_TASK DIRECTIONS:_
Pull every line containing "инженерных" out of the material below.

_SUPPLIED MATERIAL:_

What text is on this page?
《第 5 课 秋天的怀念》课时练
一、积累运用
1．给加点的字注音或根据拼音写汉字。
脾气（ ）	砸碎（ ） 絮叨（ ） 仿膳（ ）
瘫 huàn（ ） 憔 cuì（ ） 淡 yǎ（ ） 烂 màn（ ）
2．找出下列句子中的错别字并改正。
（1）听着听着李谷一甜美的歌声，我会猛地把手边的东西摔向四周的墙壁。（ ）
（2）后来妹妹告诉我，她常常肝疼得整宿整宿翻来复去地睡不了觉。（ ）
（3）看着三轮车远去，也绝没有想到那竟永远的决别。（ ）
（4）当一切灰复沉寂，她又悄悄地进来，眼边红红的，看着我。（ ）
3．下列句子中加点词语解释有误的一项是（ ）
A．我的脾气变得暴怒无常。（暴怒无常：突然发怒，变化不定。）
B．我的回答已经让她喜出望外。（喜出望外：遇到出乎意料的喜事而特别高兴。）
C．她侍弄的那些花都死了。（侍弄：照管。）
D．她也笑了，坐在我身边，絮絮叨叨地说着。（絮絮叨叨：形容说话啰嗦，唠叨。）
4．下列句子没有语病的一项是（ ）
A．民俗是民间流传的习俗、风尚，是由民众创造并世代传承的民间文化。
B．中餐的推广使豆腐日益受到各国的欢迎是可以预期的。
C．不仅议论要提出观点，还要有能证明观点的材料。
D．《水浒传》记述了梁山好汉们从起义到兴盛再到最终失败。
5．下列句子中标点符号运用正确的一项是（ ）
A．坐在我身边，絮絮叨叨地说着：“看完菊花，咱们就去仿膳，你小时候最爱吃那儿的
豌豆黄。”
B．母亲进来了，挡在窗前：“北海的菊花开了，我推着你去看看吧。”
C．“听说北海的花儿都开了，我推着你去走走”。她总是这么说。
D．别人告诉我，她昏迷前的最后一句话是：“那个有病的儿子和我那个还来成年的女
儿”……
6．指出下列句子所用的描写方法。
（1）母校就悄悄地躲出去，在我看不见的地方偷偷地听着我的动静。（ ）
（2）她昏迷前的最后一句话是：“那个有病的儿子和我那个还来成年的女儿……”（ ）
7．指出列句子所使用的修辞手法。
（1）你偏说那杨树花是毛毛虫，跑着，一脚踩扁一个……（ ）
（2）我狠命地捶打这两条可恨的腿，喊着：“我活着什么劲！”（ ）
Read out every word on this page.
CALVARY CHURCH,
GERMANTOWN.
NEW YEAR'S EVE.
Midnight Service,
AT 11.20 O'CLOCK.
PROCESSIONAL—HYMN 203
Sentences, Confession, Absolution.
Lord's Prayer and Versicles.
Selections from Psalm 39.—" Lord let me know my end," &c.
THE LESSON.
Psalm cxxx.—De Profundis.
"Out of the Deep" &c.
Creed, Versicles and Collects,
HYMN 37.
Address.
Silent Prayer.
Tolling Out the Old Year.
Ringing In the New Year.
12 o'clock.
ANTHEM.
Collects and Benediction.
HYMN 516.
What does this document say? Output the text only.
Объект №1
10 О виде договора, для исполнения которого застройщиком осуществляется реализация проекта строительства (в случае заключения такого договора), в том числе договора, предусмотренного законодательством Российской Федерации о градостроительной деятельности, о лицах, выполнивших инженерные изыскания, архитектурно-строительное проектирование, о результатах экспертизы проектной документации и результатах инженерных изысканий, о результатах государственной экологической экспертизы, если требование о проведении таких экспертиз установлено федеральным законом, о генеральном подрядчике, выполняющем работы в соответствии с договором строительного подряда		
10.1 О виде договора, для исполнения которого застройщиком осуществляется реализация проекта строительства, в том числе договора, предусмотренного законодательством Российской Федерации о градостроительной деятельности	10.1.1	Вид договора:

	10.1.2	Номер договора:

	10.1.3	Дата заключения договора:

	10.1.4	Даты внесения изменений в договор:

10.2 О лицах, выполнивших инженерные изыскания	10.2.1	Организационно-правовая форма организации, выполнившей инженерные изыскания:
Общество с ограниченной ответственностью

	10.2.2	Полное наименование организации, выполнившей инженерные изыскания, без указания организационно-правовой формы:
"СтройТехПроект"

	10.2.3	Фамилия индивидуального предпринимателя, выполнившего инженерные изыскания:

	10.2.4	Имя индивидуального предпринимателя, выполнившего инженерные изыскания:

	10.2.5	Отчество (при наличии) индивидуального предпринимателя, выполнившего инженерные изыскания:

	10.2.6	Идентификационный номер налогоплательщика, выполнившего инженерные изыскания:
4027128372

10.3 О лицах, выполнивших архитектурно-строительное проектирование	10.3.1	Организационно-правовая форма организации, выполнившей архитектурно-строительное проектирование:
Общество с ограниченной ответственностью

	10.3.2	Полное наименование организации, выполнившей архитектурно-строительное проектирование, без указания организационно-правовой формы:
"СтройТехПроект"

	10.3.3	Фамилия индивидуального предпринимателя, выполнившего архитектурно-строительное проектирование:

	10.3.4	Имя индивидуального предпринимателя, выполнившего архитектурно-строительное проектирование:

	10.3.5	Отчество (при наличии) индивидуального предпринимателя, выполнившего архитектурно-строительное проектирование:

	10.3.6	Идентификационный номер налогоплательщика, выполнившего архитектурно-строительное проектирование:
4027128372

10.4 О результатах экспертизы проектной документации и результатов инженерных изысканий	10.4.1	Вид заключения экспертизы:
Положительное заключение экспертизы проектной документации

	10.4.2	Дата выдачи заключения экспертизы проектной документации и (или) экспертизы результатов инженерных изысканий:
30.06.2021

_WORKED SOLUTION:_
10 О виде договора, для исполнения которого застройщиком осуществляется реализация проекта строительства (в случае заключения такого договора), в том числе договора, предусмотренного законодательством Российской Федерации о градостроительной деятельности, о лицах, выполнивших инженерные изыскания, архитектурно-строительное проектирование, о результатах экспертизы проектной документации и результатах инженерных изысканий, о результатах государственной экологической экспертизы, если требование о проведении таких экспертиз установлено федеральным законом, о генеральном подрядчике, выполняющем работы в соответствии с договором строительного подряда		
10.4 О результатах экспертизы проектной документации и результатов инженерных изысканий	10.4.1	Вид заключения экспертизы:
	10.4.2	Дата выдачи заключения экспертизы проектной документации и (или) экспертизы результатов инженерных изысканий:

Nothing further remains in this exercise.